Filter out everything except lines holding "Отправить".

== RECORDS SUPPLIED ==
**********

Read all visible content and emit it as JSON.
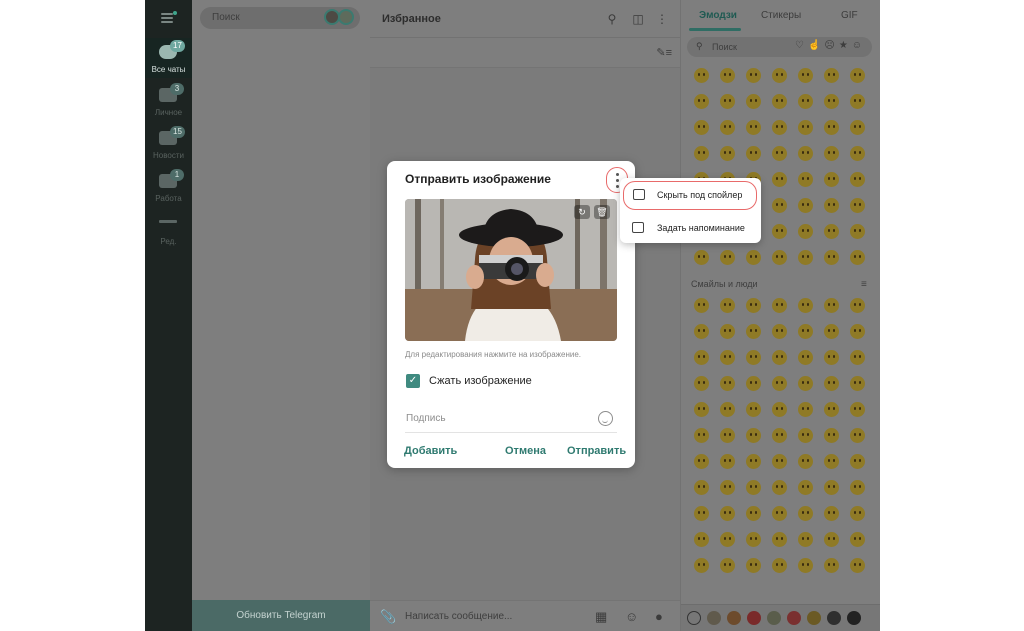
{
  "folders": {
    "items": [
      {
        "label": "Все чаты",
        "badge": "17"
      },
      {
        "label": "Личное",
        "badge": "3"
      },
      {
        "label": "Новости",
        "badge": "15"
      },
      {
        "label": "Работа",
        "badge": "1"
      },
      {
        "label": "Ред.",
        "badge": ""
      }
    ]
  },
  "chatlist": {
    "search_placeholder": "Поиск",
    "update_button": "Обновить Telegram"
  },
  "conversation": {
    "title": "Избранное",
    "composer_placeholder": "Написать сообщение..."
  },
  "emoji_panel": {
    "tabs": [
      "Эмодзи",
      "Стикеры",
      "GIF"
    ],
    "search_placeholder": "Поиск",
    "section_title": "Смайлы и люди"
  },
  "modal": {
    "title": "Отправить изображение",
    "hint": "Для редактирования нажмите на изображение.",
    "compress_label": "Сжать изображение",
    "caption_placeholder": "Подпись",
    "add_label": "Добавить",
    "cancel_label": "Отмена",
    "send_label": "Отправить"
  },
  "context_menu": {
    "items": [
      {
        "label": "Скрыть под спойлер"
      },
      {
        "label": "Задать напоминание"
      }
    ]
  },
  "colors": {
    "accent": "#3f8a80",
    "highlight_ring": "#e86a6a",
    "overlay_dark": "#1d2422"
  }
}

**********

== COMPLETE OUTPUT ==
    "title": "Отправить изображение",
    "send_label": "Отправить"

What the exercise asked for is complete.